1. Duties and Responsibilities.


(a) Executive shall serve as the Company’s Executive Director, Business Development and shall report to and perform the duties and responsibilities assigned to Executive by the Company’s Vice President, Business Development, or such other person as may be designated by the Company’s Chief Executive Officer (the “CEO”).


(b) Executive shall be based at the Company’s office located at Irvine, California. Executive will be required to attend an extensive number of meetings at prospective clients and clients or meetings for other business purposes outside of Southern California. While not at a client site or travelling for other business purposes, Executive may work from home.


2. Period of Employment. Executive’s employment with the Company shall be governed by this Agreement for the period commencing June 26, 2000 and continuing until this Agreement terminates pursuant to written notice by either the Company or Executive. The period during which Executive’s employment continues in effect shall be hereafter referred to as the “Employment Period.” However, notwithstanding the foregoing, commencement of Executive’s employment will be subject to Executive’s lawful and effective cessation of any employment or consulting relationship with any third party.


3. Cash Compensation.


(a) Executive’s initial base salary shall be $250,000 per year payable in accordance with the Company’s standard payroll schedule. Executive’s base salary shall be subject to annual review by the Company, and may be increased or decreased in the Company’s discretion.


(b) As part of the sales team, Executive may be eligible for a portion of a deal pool, to be established and defined at the sole discretion of the Company, for new business booked based on Executive’s performance and contribution. Executive’s annual sales incentive target will be $150,000, prorated for the portion of the fiscal year worked according to the Company policy. The incentive payment is intended to reward contribution to Company’s performance over an entire fiscal year, and consequently will be paid only if Executive is employed and in good standing at the time of incentive payments, which generally occurs within 45 days after the close of the Company’s fiscal year.


(c) The Company may deduct and withhold from the compensation payable to Executive hereunder any and all applicable federal, state and local income and employment withholding taxes and any other amounts required to be deducted or withheld by the Company under applicable statutes, regulations, ordinances or orders, as well as any amounts that may be owed by Executive to the Company from time to time.


4. Equity Compensation. Pursuant and subject to the terms and conditions of the Company’s 2000 Equity Incentive Plan and approval by the Company’s Board of Directors, the Company will grant to Executive an option to purchase 125,000 shares of the Company’s Common Stock. The option will vest and become exercisable in installments over time beginning on the first anniversary of the commencement of the Employment Period and continuing for three years thereafter. The option price will be the fair market value per share of Common Stock on the date of grant.

▶ [Directives]
A - Render the records as a numbered list, from their first line through the line containing "day-cell[interactable]: 26 [549, 459, 559, 471]", and omit any blank lines.
B - Write the next part of the employment agreement, picking up after its final sentence.

▶ [Input for this task]
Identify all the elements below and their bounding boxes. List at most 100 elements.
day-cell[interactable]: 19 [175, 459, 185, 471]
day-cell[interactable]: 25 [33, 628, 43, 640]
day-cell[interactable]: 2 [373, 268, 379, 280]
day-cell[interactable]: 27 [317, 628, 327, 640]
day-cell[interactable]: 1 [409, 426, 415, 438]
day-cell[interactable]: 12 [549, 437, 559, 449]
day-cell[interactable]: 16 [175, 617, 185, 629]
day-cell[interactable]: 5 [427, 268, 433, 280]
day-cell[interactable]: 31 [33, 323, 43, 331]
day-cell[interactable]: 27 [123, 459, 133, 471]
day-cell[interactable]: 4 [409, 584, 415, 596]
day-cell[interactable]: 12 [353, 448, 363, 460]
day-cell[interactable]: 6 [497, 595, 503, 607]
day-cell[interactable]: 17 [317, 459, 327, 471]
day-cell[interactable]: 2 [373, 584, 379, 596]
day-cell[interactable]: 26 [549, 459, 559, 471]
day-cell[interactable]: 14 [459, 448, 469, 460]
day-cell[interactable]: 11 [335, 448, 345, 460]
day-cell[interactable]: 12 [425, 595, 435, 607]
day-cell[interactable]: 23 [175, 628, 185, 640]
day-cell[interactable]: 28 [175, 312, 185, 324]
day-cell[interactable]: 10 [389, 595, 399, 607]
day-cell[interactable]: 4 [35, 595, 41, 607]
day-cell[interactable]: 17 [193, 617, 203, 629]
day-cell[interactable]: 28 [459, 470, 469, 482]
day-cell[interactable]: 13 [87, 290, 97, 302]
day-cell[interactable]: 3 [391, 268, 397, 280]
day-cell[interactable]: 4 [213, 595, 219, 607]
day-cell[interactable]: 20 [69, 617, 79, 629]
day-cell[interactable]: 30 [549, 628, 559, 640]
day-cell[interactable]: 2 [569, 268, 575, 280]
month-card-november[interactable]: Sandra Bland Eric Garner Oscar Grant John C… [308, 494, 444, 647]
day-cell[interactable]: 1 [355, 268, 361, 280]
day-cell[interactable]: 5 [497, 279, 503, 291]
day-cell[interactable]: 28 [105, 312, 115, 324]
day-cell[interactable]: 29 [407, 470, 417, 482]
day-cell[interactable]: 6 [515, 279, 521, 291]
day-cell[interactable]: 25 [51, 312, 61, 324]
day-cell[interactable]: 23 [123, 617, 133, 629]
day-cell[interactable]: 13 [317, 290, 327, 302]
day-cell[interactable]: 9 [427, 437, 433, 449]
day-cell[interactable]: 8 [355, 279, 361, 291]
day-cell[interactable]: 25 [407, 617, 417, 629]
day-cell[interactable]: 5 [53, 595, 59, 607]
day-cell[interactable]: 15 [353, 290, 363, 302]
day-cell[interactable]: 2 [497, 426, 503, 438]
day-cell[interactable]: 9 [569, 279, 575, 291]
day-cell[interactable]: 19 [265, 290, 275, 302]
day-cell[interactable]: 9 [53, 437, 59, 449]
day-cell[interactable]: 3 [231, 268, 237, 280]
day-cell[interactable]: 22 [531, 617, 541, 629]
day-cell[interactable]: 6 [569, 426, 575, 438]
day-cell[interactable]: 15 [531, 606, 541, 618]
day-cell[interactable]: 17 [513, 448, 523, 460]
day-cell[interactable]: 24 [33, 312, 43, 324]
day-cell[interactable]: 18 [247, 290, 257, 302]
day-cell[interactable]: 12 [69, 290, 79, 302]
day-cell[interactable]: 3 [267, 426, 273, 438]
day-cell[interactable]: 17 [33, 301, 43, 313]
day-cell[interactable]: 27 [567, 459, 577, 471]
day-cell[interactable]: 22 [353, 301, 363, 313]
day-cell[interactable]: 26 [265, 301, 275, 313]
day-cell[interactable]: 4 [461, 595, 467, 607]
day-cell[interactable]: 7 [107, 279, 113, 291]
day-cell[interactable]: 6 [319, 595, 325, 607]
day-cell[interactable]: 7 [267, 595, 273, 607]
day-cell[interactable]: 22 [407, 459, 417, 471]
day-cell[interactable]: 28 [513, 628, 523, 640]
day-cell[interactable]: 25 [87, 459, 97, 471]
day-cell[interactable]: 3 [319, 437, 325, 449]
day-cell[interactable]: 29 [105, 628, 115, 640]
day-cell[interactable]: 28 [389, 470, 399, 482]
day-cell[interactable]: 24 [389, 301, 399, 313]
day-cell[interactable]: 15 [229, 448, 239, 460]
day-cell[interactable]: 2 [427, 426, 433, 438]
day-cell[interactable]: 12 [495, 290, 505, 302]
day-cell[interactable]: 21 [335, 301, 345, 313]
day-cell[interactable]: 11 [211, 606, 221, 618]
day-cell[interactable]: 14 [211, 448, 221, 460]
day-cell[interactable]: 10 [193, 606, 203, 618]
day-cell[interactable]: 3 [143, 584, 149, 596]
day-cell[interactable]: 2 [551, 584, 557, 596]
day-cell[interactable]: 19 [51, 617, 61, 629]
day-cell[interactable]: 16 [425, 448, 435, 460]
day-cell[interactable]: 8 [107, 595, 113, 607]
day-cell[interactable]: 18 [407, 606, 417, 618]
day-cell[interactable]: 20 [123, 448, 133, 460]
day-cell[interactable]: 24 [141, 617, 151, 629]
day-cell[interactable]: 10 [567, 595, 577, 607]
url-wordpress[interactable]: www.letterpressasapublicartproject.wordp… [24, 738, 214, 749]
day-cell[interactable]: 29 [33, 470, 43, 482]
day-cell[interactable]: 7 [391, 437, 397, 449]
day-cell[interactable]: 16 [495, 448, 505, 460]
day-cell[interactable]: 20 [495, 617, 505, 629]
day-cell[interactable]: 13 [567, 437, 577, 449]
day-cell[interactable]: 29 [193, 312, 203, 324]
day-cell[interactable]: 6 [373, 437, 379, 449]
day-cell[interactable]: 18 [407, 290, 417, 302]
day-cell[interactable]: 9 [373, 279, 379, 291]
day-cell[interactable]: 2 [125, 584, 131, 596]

▶ [Task-by-task results]
A -
1. Identify all the elements below and their bounding boxes. List at most 100 elements.
2. day-cell[interactable]: 19 [175, 459, 185, 471]
3. day-cell[interactable]: 25 [33, 628, 43, 640]
4. day-cell[interactable]: 2 [373, 268, 379, 280]
5. day-cell[interactable]: 27 [317, 628, 327, 640]
6. day-cell[interactable]: 1 [409, 426, 415, 438]
7. day-cell[interactable]: 12 [549, 437, 559, 449]
8. day-cell[interactable]: 16 [175, 617, 185, 629]
9. day-cell[interactable]: 5 [427, 268, 433, 280]
10. day-cell[interactable]: 31 [33, 323, 43, 331]
11. day-cell[interactable]: 27 [123, 459, 133, 471]
12. day-cell[interactable]: 4 [409, 584, 415, 596]
13. day-cell[interactable]: 12 [353, 448, 363, 460]
14. day-cell[interactable]: 6 [497, 595, 503, 607]
15. day-cell[interactable]: 17 [317, 459, 327, 471]
16. day-cell[interactable]: 2 [373, 584, 379, 596]
17. day-cell[interactable]: 26 [549, 459, 559, 471]

B -
5. Expense Reimbursement. In addition to the compensation specified in Section 3, Executive shall be entitled, in accordance with the Company’s reimbursement policies in effect from time to time, to receive reimbursement from the Company for reasonable business expenses incurred by Executive in the performance of his duties hereunder, provided Executive furnishes the Company with vouchers, receipts and other details of such expenses in the form required by the Company sufficient to substantiate a deduction for such business expenses under all applicable rules and regulations of federal and state taxing authorities.


6. Fringe Benefits.


(a) Executive shall, throughout the Employment Period, be eligible to participate in all executive life and disability insurance programs, group term life insurance plans, group health plans, accidental death and dismemberment plans and disability programs and other executive perquisites that are made available to the Company’s executives and for which Executive qualifies under the Company’s policies.


(b) Executive shall earn vacation time during the Employment Period at the rate of four (4) weeks per year. Vacation shall accrue and be taken pursuant to the Company’s vacation benefit policy set forth in the Company’s Employee Handbook.


7. Employment at Will; Severance.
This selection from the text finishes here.